• WRITTEN REQUEST:
The records below must be duplicated exactly, character for character.

#### RECORD EXTRACTS

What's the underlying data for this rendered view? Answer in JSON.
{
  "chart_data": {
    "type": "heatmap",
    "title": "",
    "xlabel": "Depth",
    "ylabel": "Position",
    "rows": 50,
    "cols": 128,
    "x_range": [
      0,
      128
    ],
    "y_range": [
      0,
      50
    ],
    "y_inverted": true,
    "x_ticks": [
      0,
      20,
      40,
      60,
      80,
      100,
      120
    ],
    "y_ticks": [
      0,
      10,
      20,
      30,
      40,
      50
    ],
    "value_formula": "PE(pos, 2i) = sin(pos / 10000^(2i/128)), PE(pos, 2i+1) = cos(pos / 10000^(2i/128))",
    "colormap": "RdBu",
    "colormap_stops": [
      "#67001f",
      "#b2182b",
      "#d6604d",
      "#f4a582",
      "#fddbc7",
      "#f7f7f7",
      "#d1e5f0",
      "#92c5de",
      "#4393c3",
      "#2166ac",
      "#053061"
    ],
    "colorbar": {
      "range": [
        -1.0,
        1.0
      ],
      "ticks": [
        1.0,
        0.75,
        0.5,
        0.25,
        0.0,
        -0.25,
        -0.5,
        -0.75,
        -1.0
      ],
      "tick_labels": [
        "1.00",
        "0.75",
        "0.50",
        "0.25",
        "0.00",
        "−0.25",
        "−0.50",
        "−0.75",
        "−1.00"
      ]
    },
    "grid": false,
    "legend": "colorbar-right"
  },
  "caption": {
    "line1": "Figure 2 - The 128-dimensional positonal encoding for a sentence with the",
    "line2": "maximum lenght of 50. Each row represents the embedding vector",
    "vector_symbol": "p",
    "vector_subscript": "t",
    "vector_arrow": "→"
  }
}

########

• SOLUTION TO THIS PROBLEM:
What's the underlying data for this rendered view? Answer in JSON.
{
  "chart_data": {
    "type": "heatmap",
    "title": "",
    "xlabel": "Depth",
    "ylabel": "Position",
    "rows": 50,
    "cols": 128,
    "x_range": [
      0,
      128
    ],
    "y_range": [
      0,
      50
    ],
    "y_inverted": true,
    "x_ticks": [
      0,
      20,
      40,
      60,
      80,
      100,
      120
    ],
    "y_ticks": [
      0,
      10,
      20,
      30,
      40,
      50
    ],
    "value_formula": "PE(pos, 2i) = sin(pos / 10000^(2i/128)), PE(pos, 2i+1) = cos(pos / 10000^(2i/128))",
    "colormap": "RdBu",
    "colormap_stops": [
      "#67001f",
      "#b2182b",
      "#d6604d",
      "#f4a582",
      "#fddbc7",
      "#f7f7f7",
      "#d1e5f0",
      "#92c5de",
      "#4393c3",
      "#2166ac",
      "#053061"
    ],
    "colorbar": {
      "range": [
        -1.0,
        1.0
      ],
      "ticks": [
        1.0,
        0.75,
        0.5,
        0.25,
        0.0,
        -0.25,
        -0.5,
        -0.75,
        -1.0
      ],
      "tick_labels": [
        "1.00",
        "0.75",
        "0.50",
        "0.25",
        "0.00",
        "−0.25",
        "−0.50",
        "−0.75",
        "−1.00"
      ]
    },
    "grid": false,
    "legend": "colorbar-right"
  },
  "caption": {
    "line1": "Figure 2 - The 128-dimensional positonal encoding for a sentence with the",
    "line2": "maximum lenght of 50. Each row represents the embedding vector",
    "vector_symbol": "p",
    "vector_subscript": "t",
    "vector_arrow": "→"
  }
}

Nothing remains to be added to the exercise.